▶ SHORT PROBLEM: Without any pictures, reproduce exactly the lines running from the line containing "Output the underlying" through the end of the entries.

▶ STORED ROWS:

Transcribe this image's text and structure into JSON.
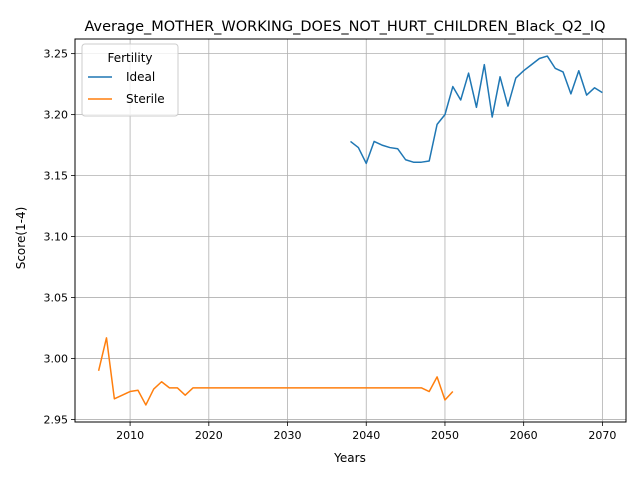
{
  "chart_data": {
    "type": "line",
    "title": "Average_MOTHER_WORKING_DOES_NOT_HURT_CHILDREN_Black_Q2_IQ",
    "xlabel": "Years",
    "ylabel": "Score(1-4)",
    "xlim": [
      2003,
      2073
    ],
    "ylim": [
      2.948,
      3.262
    ],
    "xticks": [
      2010,
      2020,
      2030,
      2040,
      2050,
      2060,
      2070
    ],
    "yticks": [
      2.95,
      3.0,
      3.05,
      3.1,
      3.15,
      3.2,
      3.25
    ],
    "ytick_labels": [
      "2.95",
      "3.00",
      "3.05",
      "3.10",
      "3.15",
      "3.20",
      "3.25"
    ],
    "grid": true,
    "legend": {
      "title": "Fertility",
      "placement": "upper-left"
    },
    "series": [
      {
        "name": "Ideal",
        "color": "#1f77b4",
        "x": [
          2038,
          2039,
          2040,
          2041,
          2042,
          2043,
          2044,
          2045,
          2046,
          2047,
          2048,
          2049,
          2050,
          2051,
          2052,
          2053,
          2054,
          2055,
          2056,
          2057,
          2058,
          2059,
          2060,
          2061,
          2062,
          2063,
          2064,
          2065,
          2066,
          2067,
          2068,
          2069,
          2070
        ],
        "y": [
          3.178,
          3.173,
          3.16,
          3.178,
          3.175,
          3.173,
          3.172,
          3.163,
          3.161,
          3.161,
          3.162,
          3.192,
          3.2,
          3.223,
          3.212,
          3.234,
          3.206,
          3.241,
          3.198,
          3.231,
          3.207,
          3.23,
          3.236,
          3.241,
          3.246,
          3.248,
          3.238,
          3.235,
          3.217,
          3.236,
          3.216,
          3.222,
          3.218
        ]
      },
      {
        "name": "Sterile",
        "color": "#ff7f0e",
        "x": [
          2006,
          2007,
          2008,
          2009,
          2010,
          2011,
          2012,
          2013,
          2014,
          2015,
          2016,
          2017,
          2018,
          2019,
          2020,
          2021,
          2022,
          2023,
          2024,
          2025,
          2026,
          2027,
          2028,
          2029,
          2030,
          2031,
          2032,
          2033,
          2034,
          2035,
          2036,
          2037,
          2038,
          2039,
          2040,
          2041,
          2042,
          2043,
          2044,
          2045,
          2046,
          2047,
          2048,
          2049,
          2050,
          2051
        ],
        "y": [
          2.99,
          3.017,
          2.967,
          2.97,
          2.973,
          2.974,
          2.962,
          2.975,
          2.981,
          2.976,
          2.976,
          2.97,
          2.976,
          2.976,
          2.976,
          2.976,
          2.976,
          2.976,
          2.976,
          2.976,
          2.976,
          2.976,
          2.976,
          2.976,
          2.976,
          2.976,
          2.976,
          2.976,
          2.976,
          2.976,
          2.976,
          2.976,
          2.976,
          2.976,
          2.976,
          2.976,
          2.976,
          2.976,
          2.976,
          2.976,
          2.976,
          2.976,
          2.973,
          2.985,
          2.966,
          2.973
        ]
      }
    ]
  }
}
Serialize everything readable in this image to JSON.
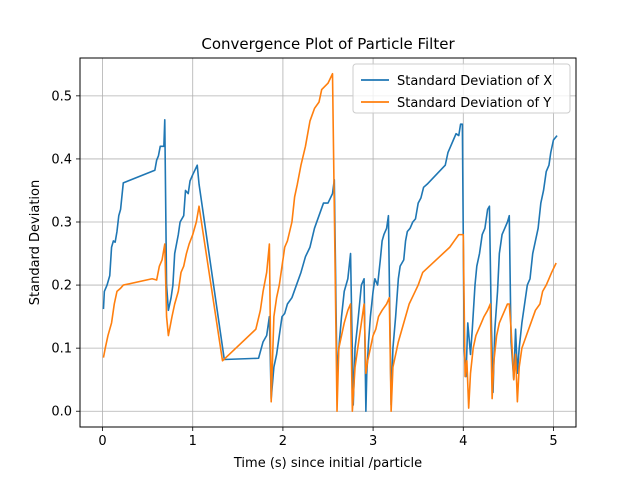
{
  "chart_data": {
    "type": "line",
    "title": "Convergence Plot of Particle Filter",
    "xlabel": "Time (s) since initial /particle",
    "ylabel": "Standard Deviation",
    "xlim": [
      -0.25,
      5.25
    ],
    "ylim": [
      -0.025,
      0.56
    ],
    "xticks": [
      0,
      1,
      2,
      3,
      4,
      5
    ],
    "yticks": [
      0.0,
      0.1,
      0.2,
      0.3,
      0.4,
      0.5
    ],
    "xtick_labels": [
      "0",
      "1",
      "2",
      "3",
      "4",
      "5"
    ],
    "ytick_labels": [
      "0.0",
      "0.1",
      "0.2",
      "0.3",
      "0.4",
      "0.5"
    ],
    "grid": true,
    "legend_position": "top-right",
    "series": [
      {
        "name": "Standard Deviation of X",
        "color": "#1f77b4",
        "points": [
          [
            0.01,
            0.162
          ],
          [
            0.02,
            0.19
          ],
          [
            0.05,
            0.2
          ],
          [
            0.08,
            0.215
          ],
          [
            0.1,
            0.26
          ],
          [
            0.12,
            0.27
          ],
          [
            0.14,
            0.268
          ],
          [
            0.16,
            0.285
          ],
          [
            0.18,
            0.31
          ],
          [
            0.2,
            0.32
          ],
          [
            0.23,
            0.362
          ],
          [
            0.58,
            0.382
          ],
          [
            0.6,
            0.398
          ],
          [
            0.62,
            0.405
          ],
          [
            0.64,
            0.42
          ],
          [
            0.66,
            0.42
          ],
          [
            0.68,
            0.42
          ],
          [
            0.69,
            0.462
          ],
          [
            0.71,
            0.2
          ],
          [
            0.73,
            0.16
          ],
          [
            0.76,
            0.18
          ],
          [
            0.78,
            0.2
          ],
          [
            0.8,
            0.25
          ],
          [
            0.84,
            0.28
          ],
          [
            0.86,
            0.3
          ],
          [
            0.9,
            0.31
          ],
          [
            0.92,
            0.35
          ],
          [
            0.95,
            0.345
          ],
          [
            0.97,
            0.365
          ],
          [
            1.0,
            0.375
          ],
          [
            1.05,
            0.39
          ],
          [
            1.07,
            0.36
          ],
          [
            1.35,
            0.082
          ],
          [
            1.73,
            0.084
          ],
          [
            1.78,
            0.11
          ],
          [
            1.82,
            0.12
          ],
          [
            1.85,
            0.15
          ],
          [
            1.87,
            0.02
          ],
          [
            1.9,
            0.07
          ],
          [
            1.93,
            0.09
          ],
          [
            1.96,
            0.12
          ],
          [
            1.99,
            0.15
          ],
          [
            2.02,
            0.155
          ],
          [
            2.05,
            0.17
          ],
          [
            2.1,
            0.18
          ],
          [
            2.15,
            0.2
          ],
          [
            2.2,
            0.22
          ],
          [
            2.25,
            0.245
          ],
          [
            2.3,
            0.26
          ],
          [
            2.35,
            0.29
          ],
          [
            2.4,
            0.31
          ],
          [
            2.45,
            0.33
          ],
          [
            2.5,
            0.33
          ],
          [
            2.55,
            0.345
          ],
          [
            2.57,
            0.367
          ],
          [
            2.6,
            0.05
          ],
          [
            2.62,
            0.1
          ],
          [
            2.65,
            0.15
          ],
          [
            2.68,
            0.19
          ],
          [
            2.72,
            0.21
          ],
          [
            2.75,
            0.25
          ],
          [
            2.78,
            0.01
          ],
          [
            2.8,
            0.1
          ],
          [
            2.83,
            0.14
          ],
          [
            2.87,
            0.2
          ],
          [
            2.9,
            0.21
          ],
          [
            2.92,
            0.0
          ],
          [
            2.93,
            0.06
          ],
          [
            2.95,
            0.11
          ],
          [
            2.97,
            0.15
          ],
          [
            3.0,
            0.19
          ],
          [
            3.02,
            0.21
          ],
          [
            3.05,
            0.2
          ],
          [
            3.08,
            0.24
          ],
          [
            3.1,
            0.27
          ],
          [
            3.12,
            0.28
          ],
          [
            3.15,
            0.29
          ],
          [
            3.17,
            0.31
          ],
          [
            3.2,
            0.01
          ],
          [
            3.22,
            0.1
          ],
          [
            3.25,
            0.15
          ],
          [
            3.28,
            0.21
          ],
          [
            3.3,
            0.23
          ],
          [
            3.34,
            0.24
          ],
          [
            3.36,
            0.27
          ],
          [
            3.38,
            0.285
          ],
          [
            3.41,
            0.29
          ],
          [
            3.44,
            0.3
          ],
          [
            3.47,
            0.305
          ],
          [
            3.5,
            0.33
          ],
          [
            3.53,
            0.338
          ],
          [
            3.56,
            0.355
          ],
          [
            3.6,
            0.36
          ],
          [
            3.8,
            0.39
          ],
          [
            3.83,
            0.41
          ],
          [
            3.86,
            0.42
          ],
          [
            3.89,
            0.43
          ],
          [
            3.92,
            0.44
          ],
          [
            3.95,
            0.437
          ],
          [
            3.97,
            0.455
          ],
          [
            3.99,
            0.455
          ],
          [
            4.01,
            0.1
          ],
          [
            4.03,
            0.055
          ],
          [
            4.05,
            0.14
          ],
          [
            4.08,
            0.09
          ],
          [
            4.1,
            0.13
          ],
          [
            4.13,
            0.2
          ],
          [
            4.15,
            0.23
          ],
          [
            4.18,
            0.25
          ],
          [
            4.21,
            0.28
          ],
          [
            4.24,
            0.29
          ],
          [
            4.27,
            0.32
          ],
          [
            4.29,
            0.325
          ],
          [
            4.31,
            0.15
          ],
          [
            4.33,
            0.03
          ],
          [
            4.35,
            0.13
          ],
          [
            4.38,
            0.19
          ],
          [
            4.4,
            0.25
          ],
          [
            4.43,
            0.28
          ],
          [
            4.46,
            0.29
          ],
          [
            4.49,
            0.3
          ],
          [
            4.51,
            0.31
          ],
          [
            4.53,
            0.11
          ],
          [
            4.56,
            0.05
          ],
          [
            4.58,
            0.13
          ],
          [
            4.6,
            0.06
          ],
          [
            4.62,
            0.1
          ],
          [
            4.65,
            0.14
          ],
          [
            4.68,
            0.17
          ],
          [
            4.71,
            0.2
          ],
          [
            4.74,
            0.21
          ],
          [
            4.77,
            0.25
          ],
          [
            4.8,
            0.27
          ],
          [
            4.83,
            0.29
          ],
          [
            4.86,
            0.33
          ],
          [
            4.89,
            0.35
          ],
          [
            4.92,
            0.38
          ],
          [
            4.95,
            0.39
          ],
          [
            4.97,
            0.41
          ],
          [
            5.0,
            0.43
          ],
          [
            5.04,
            0.437
          ]
        ]
      },
      {
        "name": "Standard Deviation of Y",
        "color": "#ff7f0e",
        "points": [
          [
            0.01,
            0.085
          ],
          [
            0.03,
            0.1
          ],
          [
            0.06,
            0.12
          ],
          [
            0.1,
            0.14
          ],
          [
            0.13,
            0.17
          ],
          [
            0.16,
            0.19
          ],
          [
            0.2,
            0.195
          ],
          [
            0.23,
            0.2
          ],
          [
            0.55,
            0.21
          ],
          [
            0.6,
            0.208
          ],
          [
            0.63,
            0.23
          ],
          [
            0.66,
            0.24
          ],
          [
            0.69,
            0.265
          ],
          [
            0.71,
            0.15
          ],
          [
            0.73,
            0.12
          ],
          [
            0.77,
            0.15
          ],
          [
            0.8,
            0.17
          ],
          [
            0.84,
            0.19
          ],
          [
            0.87,
            0.22
          ],
          [
            0.9,
            0.23
          ],
          [
            0.93,
            0.25
          ],
          [
            0.96,
            0.265
          ],
          [
            1.0,
            0.28
          ],
          [
            1.04,
            0.3
          ],
          [
            1.07,
            0.325
          ],
          [
            1.33,
            0.08
          ],
          [
            1.7,
            0.13
          ],
          [
            1.75,
            0.16
          ],
          [
            1.78,
            0.19
          ],
          [
            1.82,
            0.22
          ],
          [
            1.85,
            0.265
          ],
          [
            1.87,
            0.015
          ],
          [
            1.9,
            0.15
          ],
          [
            1.93,
            0.18
          ],
          [
            1.96,
            0.2
          ],
          [
            1.99,
            0.23
          ],
          [
            2.02,
            0.26
          ],
          [
            2.05,
            0.27
          ],
          [
            2.1,
            0.3
          ],
          [
            2.13,
            0.34
          ],
          [
            2.16,
            0.36
          ],
          [
            2.2,
            0.39
          ],
          [
            2.25,
            0.42
          ],
          [
            2.3,
            0.46
          ],
          [
            2.35,
            0.48
          ],
          [
            2.4,
            0.49
          ],
          [
            2.43,
            0.51
          ],
          [
            2.5,
            0.52
          ],
          [
            2.55,
            0.535
          ],
          [
            2.6,
            0.0
          ],
          [
            2.62,
            0.1
          ],
          [
            2.65,
            0.12
          ],
          [
            2.68,
            0.14
          ],
          [
            2.72,
            0.16
          ],
          [
            2.75,
            0.17
          ],
          [
            2.77,
            0.0
          ],
          [
            2.8,
            0.07
          ],
          [
            2.83,
            0.1
          ],
          [
            2.86,
            0.13
          ],
          [
            2.9,
            0.17
          ],
          [
            2.92,
            0.06
          ],
          [
            2.94,
            0.08
          ],
          [
            2.97,
            0.1
          ],
          [
            3.0,
            0.12
          ],
          [
            3.03,
            0.13
          ],
          [
            3.06,
            0.15
          ],
          [
            3.1,
            0.16
          ],
          [
            3.15,
            0.17
          ],
          [
            3.18,
            0.18
          ],
          [
            3.2,
            0.0
          ],
          [
            3.22,
            0.07
          ],
          [
            3.25,
            0.09
          ],
          [
            3.28,
            0.11
          ],
          [
            3.32,
            0.13
          ],
          [
            3.36,
            0.15
          ],
          [
            3.4,
            0.17
          ],
          [
            3.45,
            0.185
          ],
          [
            3.5,
            0.2
          ],
          [
            3.55,
            0.22
          ],
          [
            3.85,
            0.26
          ],
          [
            3.9,
            0.27
          ],
          [
            3.95,
            0.28
          ],
          [
            4.0,
            0.28
          ],
          [
            4.02,
            0.055
          ],
          [
            4.04,
            0.08
          ],
          [
            4.06,
            0.005
          ],
          [
            4.08,
            0.06
          ],
          [
            4.11,
            0.1
          ],
          [
            4.14,
            0.12
          ],
          [
            4.17,
            0.13
          ],
          [
            4.2,
            0.14
          ],
          [
            4.23,
            0.15
          ],
          [
            4.27,
            0.16
          ],
          [
            4.3,
            0.17
          ],
          [
            4.32,
            0.02
          ],
          [
            4.34,
            0.08
          ],
          [
            4.37,
            0.12
          ],
          [
            4.4,
            0.14
          ],
          [
            4.43,
            0.15
          ],
          [
            4.46,
            0.16
          ],
          [
            4.49,
            0.17
          ],
          [
            4.51,
            0.17
          ],
          [
            4.53,
            0.13
          ],
          [
            4.56,
            0.05
          ],
          [
            4.58,
            0.09
          ],
          [
            4.6,
            0.015
          ],
          [
            4.62,
            0.07
          ],
          [
            4.65,
            0.1
          ],
          [
            4.7,
            0.12
          ],
          [
            4.75,
            0.14
          ],
          [
            4.8,
            0.16
          ],
          [
            4.85,
            0.17
          ],
          [
            4.88,
            0.19
          ],
          [
            4.92,
            0.2
          ],
          [
            4.95,
            0.21
          ],
          [
            4.98,
            0.22
          ],
          [
            5.03,
            0.235
          ]
        ]
      }
    ]
  }
}
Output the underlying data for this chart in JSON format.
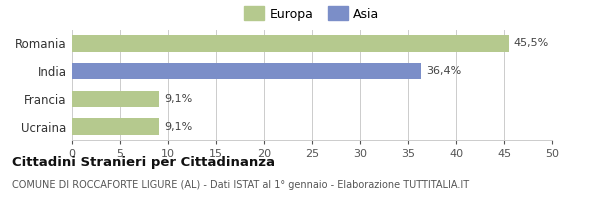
{
  "categories": [
    "Romania",
    "India",
    "Francia",
    "Ucraina"
  ],
  "values": [
    45.5,
    36.4,
    9.1,
    9.1
  ],
  "bar_colors": [
    "#b5c98e",
    "#7b8ec8",
    "#b5c98e",
    "#b5c98e"
  ],
  "labels": [
    "45,5%",
    "36,4%",
    "9,1%",
    "9,1%"
  ],
  "xlim": [
    0,
    50
  ],
  "xticks": [
    0,
    5,
    10,
    15,
    20,
    25,
    30,
    35,
    40,
    45,
    50
  ],
  "legend_europa_color": "#b5c98e",
  "legend_asia_color": "#7b8ec8",
  "title": "Cittadini Stranieri per Cittadinanza",
  "subtitle": "COMUNE DI ROCCAFORTE LIGURE (AL) - Dati ISTAT al 1° gennaio - Elaborazione TUTTITALIA.IT",
  "background_color": "#ffffff",
  "grid_color": "#cccccc"
}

▶ WRITTEN SOLUTION:
Output the underlying data for this chart in JSON format.
{
  "categories": [
    "Romania",
    "India",
    "Francia",
    "Ucraina"
  ],
  "values": [
    45.5,
    36.4,
    9.1,
    9.1
  ],
  "bar_colors": [
    "#b5c98e",
    "#7b8ec8",
    "#b5c98e",
    "#b5c98e"
  ],
  "labels": [
    "45,5%",
    "36,4%",
    "9,1%",
    "9,1%"
  ],
  "xlim": [
    0,
    50
  ],
  "xticks": [
    0,
    5,
    10,
    15,
    20,
    25,
    30,
    35,
    40,
    45,
    50
  ],
  "legend_europa_color": "#b5c98e",
  "legend_asia_color": "#7b8ec8",
  "title": "Cittadini Stranieri per Cittadinanza",
  "subtitle": "COMUNE DI ROCCAFORTE LIGURE (AL) - Dati ISTAT al 1° gennaio - Elaborazione TUTTITALIA.IT",
  "background_color": "#ffffff",
  "grid_color": "#cccccc"
}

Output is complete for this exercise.